Start

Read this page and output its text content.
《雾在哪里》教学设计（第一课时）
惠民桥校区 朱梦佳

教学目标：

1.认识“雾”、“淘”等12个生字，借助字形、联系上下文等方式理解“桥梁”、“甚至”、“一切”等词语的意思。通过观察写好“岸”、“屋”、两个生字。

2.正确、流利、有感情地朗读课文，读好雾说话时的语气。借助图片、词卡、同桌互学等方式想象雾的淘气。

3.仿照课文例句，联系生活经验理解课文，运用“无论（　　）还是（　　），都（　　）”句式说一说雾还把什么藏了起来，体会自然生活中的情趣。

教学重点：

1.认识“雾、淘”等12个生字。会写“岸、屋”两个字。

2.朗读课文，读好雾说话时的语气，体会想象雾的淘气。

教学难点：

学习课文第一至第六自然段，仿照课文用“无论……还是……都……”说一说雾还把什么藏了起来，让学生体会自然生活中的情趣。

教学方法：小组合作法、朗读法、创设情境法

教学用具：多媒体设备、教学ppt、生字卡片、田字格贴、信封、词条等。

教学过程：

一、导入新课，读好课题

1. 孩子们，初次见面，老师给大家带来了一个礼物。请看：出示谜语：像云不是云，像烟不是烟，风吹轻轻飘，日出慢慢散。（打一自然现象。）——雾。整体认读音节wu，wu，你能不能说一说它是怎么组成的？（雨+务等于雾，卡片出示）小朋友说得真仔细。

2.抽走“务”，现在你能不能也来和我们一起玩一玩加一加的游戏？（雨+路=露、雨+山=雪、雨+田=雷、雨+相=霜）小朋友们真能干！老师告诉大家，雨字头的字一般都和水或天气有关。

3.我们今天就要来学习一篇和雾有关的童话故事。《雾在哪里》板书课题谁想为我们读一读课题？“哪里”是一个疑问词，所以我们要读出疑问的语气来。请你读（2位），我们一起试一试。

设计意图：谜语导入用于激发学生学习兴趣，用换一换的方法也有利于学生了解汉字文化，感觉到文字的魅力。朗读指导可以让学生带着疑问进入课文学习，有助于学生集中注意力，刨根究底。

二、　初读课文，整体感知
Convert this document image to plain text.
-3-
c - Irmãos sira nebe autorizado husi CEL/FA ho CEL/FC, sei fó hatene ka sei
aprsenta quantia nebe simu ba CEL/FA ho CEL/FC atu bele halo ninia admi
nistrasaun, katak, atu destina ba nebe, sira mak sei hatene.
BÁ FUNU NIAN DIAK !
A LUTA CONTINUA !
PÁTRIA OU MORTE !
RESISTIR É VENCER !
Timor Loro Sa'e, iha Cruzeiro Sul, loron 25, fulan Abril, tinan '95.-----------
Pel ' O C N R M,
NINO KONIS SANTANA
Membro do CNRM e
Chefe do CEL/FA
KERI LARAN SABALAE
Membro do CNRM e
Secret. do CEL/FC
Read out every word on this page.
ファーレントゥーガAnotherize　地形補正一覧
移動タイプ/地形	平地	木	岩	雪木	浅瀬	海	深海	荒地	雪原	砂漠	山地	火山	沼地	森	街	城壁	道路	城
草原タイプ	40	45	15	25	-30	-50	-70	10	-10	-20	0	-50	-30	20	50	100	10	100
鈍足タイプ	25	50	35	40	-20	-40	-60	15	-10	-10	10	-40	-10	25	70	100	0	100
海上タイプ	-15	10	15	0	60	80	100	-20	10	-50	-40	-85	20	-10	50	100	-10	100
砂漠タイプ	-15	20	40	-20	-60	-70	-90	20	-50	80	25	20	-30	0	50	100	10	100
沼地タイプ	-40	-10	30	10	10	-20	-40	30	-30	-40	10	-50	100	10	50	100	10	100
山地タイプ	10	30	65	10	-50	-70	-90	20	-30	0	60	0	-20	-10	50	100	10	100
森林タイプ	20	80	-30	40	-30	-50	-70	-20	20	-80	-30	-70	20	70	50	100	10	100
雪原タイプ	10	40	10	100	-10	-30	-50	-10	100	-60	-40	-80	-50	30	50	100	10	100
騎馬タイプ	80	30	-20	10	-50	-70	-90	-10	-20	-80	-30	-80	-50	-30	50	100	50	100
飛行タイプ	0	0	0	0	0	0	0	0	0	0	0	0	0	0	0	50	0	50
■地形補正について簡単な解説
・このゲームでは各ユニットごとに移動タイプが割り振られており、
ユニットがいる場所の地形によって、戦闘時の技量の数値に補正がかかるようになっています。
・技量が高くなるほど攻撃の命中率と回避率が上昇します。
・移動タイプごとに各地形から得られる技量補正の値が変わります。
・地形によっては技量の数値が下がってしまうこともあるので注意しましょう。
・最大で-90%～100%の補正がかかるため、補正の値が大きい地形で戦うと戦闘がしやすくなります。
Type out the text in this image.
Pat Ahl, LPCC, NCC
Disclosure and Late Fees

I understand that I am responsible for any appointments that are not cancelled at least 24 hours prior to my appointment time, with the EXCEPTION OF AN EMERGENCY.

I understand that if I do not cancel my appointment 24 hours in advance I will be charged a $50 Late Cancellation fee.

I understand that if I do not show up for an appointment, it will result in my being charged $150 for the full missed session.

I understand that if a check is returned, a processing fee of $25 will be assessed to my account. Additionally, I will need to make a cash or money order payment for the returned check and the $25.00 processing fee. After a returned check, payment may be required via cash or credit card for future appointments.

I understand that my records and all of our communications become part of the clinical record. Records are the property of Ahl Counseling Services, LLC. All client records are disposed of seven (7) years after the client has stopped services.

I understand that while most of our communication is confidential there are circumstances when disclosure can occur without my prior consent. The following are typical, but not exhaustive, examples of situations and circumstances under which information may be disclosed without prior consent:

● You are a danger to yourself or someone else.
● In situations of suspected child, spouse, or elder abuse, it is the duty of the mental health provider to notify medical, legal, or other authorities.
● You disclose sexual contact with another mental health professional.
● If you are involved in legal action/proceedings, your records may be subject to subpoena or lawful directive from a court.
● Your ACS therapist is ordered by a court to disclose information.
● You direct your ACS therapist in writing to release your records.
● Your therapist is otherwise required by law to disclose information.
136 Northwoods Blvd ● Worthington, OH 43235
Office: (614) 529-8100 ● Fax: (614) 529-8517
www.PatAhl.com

End

**WHAT YOU HAVE TO DO:** Gather each line from the listing above that holds "situations".

**TASK ANSWER:**
I understand that while most of our communication is confidential there are circumstances when disclosure can occur without my prior consent. The following are typical, but not exhaustive, examples of situations and circumstances under which information may be disclosed without prior consent:
● In situations of suspected child, spouse, or elder abuse, it is the duty of the mental health provider to notify medical, legal, or other authorities.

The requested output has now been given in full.